** start of Data to use **
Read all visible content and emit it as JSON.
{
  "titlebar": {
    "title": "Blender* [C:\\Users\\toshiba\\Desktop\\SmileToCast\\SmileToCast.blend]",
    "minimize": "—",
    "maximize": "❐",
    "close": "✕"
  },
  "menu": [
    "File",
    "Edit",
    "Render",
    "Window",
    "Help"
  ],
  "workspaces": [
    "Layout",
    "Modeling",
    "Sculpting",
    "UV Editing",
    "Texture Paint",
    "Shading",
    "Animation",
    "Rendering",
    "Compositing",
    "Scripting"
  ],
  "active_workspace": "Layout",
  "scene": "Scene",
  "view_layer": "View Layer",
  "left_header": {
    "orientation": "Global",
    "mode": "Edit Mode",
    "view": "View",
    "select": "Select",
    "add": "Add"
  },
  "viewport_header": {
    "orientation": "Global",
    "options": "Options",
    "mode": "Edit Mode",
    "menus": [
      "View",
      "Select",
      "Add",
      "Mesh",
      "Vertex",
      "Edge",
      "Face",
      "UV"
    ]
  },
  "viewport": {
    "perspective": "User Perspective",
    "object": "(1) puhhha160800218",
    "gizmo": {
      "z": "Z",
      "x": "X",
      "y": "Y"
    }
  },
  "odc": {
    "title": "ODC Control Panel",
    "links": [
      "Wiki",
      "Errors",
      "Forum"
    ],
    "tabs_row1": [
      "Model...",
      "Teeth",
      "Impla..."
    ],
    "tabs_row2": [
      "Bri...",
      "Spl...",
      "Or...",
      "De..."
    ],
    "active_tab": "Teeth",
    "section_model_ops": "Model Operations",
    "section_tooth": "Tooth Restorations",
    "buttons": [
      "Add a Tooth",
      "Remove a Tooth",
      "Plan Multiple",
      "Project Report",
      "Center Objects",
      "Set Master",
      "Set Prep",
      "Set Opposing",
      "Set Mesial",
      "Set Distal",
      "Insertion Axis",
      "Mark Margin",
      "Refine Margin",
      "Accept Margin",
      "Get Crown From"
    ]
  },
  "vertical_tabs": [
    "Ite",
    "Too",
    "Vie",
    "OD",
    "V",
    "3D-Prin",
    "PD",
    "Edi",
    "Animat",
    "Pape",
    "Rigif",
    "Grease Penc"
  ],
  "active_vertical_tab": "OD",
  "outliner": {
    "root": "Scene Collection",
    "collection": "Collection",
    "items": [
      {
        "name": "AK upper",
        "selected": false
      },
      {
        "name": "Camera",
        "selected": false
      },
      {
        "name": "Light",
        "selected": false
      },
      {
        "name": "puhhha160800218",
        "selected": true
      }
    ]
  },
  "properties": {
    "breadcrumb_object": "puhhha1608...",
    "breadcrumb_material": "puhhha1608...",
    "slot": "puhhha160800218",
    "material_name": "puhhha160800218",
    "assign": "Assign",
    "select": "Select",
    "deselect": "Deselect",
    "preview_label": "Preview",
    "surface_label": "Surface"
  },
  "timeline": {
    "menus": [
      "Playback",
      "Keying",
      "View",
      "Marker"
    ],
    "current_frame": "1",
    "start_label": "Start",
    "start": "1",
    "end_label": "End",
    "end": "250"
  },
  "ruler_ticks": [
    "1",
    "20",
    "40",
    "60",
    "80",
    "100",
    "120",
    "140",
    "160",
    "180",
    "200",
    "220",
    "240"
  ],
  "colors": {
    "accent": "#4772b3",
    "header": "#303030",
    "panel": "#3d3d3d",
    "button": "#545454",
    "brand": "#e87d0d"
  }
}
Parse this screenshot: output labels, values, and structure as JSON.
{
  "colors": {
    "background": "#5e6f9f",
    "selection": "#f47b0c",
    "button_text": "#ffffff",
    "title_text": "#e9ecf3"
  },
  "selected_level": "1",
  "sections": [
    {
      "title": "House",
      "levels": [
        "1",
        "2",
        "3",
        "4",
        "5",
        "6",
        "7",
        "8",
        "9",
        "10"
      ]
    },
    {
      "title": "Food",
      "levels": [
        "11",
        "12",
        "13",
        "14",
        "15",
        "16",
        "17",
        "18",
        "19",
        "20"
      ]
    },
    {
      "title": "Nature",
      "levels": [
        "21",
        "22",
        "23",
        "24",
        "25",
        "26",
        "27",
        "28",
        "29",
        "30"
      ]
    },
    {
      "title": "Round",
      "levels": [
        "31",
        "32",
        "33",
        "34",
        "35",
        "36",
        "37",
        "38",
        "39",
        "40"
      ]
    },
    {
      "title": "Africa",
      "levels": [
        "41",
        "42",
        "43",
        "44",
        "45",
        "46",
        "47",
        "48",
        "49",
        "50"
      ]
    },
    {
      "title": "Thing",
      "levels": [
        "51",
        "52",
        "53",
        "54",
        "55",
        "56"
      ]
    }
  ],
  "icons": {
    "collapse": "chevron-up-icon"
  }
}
** end of Data to use **
#### [What is expected]
Write every entry out again exactly.

#### [Solved exercise]
Read all visible content and emit it as JSON.
{
  "titlebar": {
    "title": "Blender* [C:\\Users\\toshiba\\Desktop\\SmileToCast\\SmileToCast.blend]",
    "minimize": "—",
    "maximize": "❐",
    "close": "✕"
  },
  "menu": [
    "File",
    "Edit",
    "Render",
    "Window",
    "Help"
  ],
  "workspaces": [
    "Layout",
    "Modeling",
    "Sculpting",
    "UV Editing",
    "Texture Paint",
    "Shading",
    "Animation",
    "Rendering",
    "Compositing",
    "Scripting"
  ],
  "active_workspace": "Layout",
  "scene": "Scene",
  "view_layer": "View Layer",
  "left_header": {
    "orientation": "Global",
    "mode": "Edit Mode",
    "view": "View",
    "select": "Select",
    "add": "Add"
  },
  "viewport_header": {
    "orientation": "Global",
    "options": "Options",
    "mode": "Edit Mode",
    "menus": [
      "View",
      "Select",
      "Add",
      "Mesh",
      "Vertex",
      "Edge",
      "Face",
      "UV"
    ]
  },
  "viewport": {
    "perspective": "User Perspective",
    "object": "(1) puhhha160800218",
    "gizmo": {
      "z": "Z",
      "x": "X",
      "y": "Y"
    }
  },
  "odc": {
    "title": "ODC Control Panel",
    "links": [
      "Wiki",
      "Errors",
      "Forum"
    ],
    "tabs_row1": [
      "Model...",
      "Teeth",
      "Impla..."
    ],
    "tabs_row2": [
      "Bri...",
      "Spl...",
      "Or...",
      "De..."
    ],
    "active_tab": "Teeth",
    "section_model_ops": "Model Operations",
    "section_tooth": "Tooth Restorations",
    "buttons": [
      "Add a Tooth",
      "Remove a Tooth",
      "Plan Multiple",
      "Project Report",
      "Center Objects",
      "Set Master",
      "Set Prep",
      "Set Opposing",
      "Set Mesial",
      "Set Distal",
      "Insertion Axis",
      "Mark Margin",
      "Refine Margin",
      "Accept Margin",
      "Get Crown From"
    ]
  },
  "vertical_tabs": [
    "Ite",
    "Too",
    "Vie",
    "OD",
    "V",
    "3D-Prin",
    "PD",
    "Edi",
    "Animat",
    "Pape",
    "Rigif",
    "Grease Penc"
  ],
  "active_vertical_tab": "OD",
  "outliner": {
    "root": "Scene Collection",
    "collection": "Collection",
    "items": [
      {
        "name": "AK upper",
        "selected": false
      },
      {
        "name": "Camera",
        "selected": false
      },
      {
        "name": "Light",
        "selected": false
      },
      {
        "name": "puhhha160800218",
        "selected": true
      }
    ]
  },
  "properties": {
    "breadcrumb_object": "puhhha1608...",
    "breadcrumb_material": "puhhha1608...",
    "slot": "puhhha160800218",
    "material_name": "puhhha160800218",
    "assign": "Assign",
    "select": "Select",
    "deselect": "Deselect",
    "preview_label": "Preview",
    "surface_label": "Surface"
  },
  "timeline": {
    "menus": [
      "Playback",
      "Keying",
      "View",
      "Marker"
    ],
    "current_frame": "1",
    "start_label": "Start",
    "start": "1",
    "end_label": "End",
    "end": "250"
  },
  "ruler_ticks": [
    "1",
    "20",
    "40",
    "60",
    "80",
    "100",
    "120",
    "140",
    "160",
    "180",
    "200",
    "220",
    "240"
  ],
  "colors": {
    "accent": "#4772b3",
    "header": "#303030",
    "panel": "#3d3d3d",
    "button": "#545454",
    "brand": "#e87d0d"
  }
}
Parse this screenshot: output labels, values, and structure as JSON.
{
  "colors": {
    "background": "#5e6f9f",
    "selection": "#f47b0c",
    "button_text": "#ffffff",
    "title_text": "#e9ecf3"
  },
  "selected_level": "1",
  "sections": [
    {
      "title": "House",
      "levels": [
        "1",
        "2",
        "3",
        "4",
        "5",
        "6",
        "7",
        "8",
        "9",
        "10"
      ]
    },
    {
      "title": "Food",
      "levels": [
        "11",
        "12",
        "13",
        "14",
        "15",
        "16",
        "17",
        "18",
        "19",
        "20"
      ]
    },
    {
      "title": "Nature",
      "levels": [
        "21",
        "22",
        "23",
        "24",
        "25",
        "26",
        "27",
        "28",
        "29",
        "30"
      ]
    },
    {
      "title": "Round",
      "levels": [
        "31",
        "32",
        "33",
        "34",
        "35",
        "36",
        "37",
        "38",
        "39",
        "40"
      ]
    },
    {
      "title": "Africa",
      "levels": [
        "41",
        "42",
        "43",
        "44",
        "45",
        "46",
        "47",
        "48",
        "49",
        "50"
      ]
    },
    {
      "title": "Thing",
      "levels": [
        "51",
        "52",
        "53",
        "54",
        "55",
        "56"
      ]
    }
  ],
  "icons": {
    "collapse": "chevron-up-icon"
  }
}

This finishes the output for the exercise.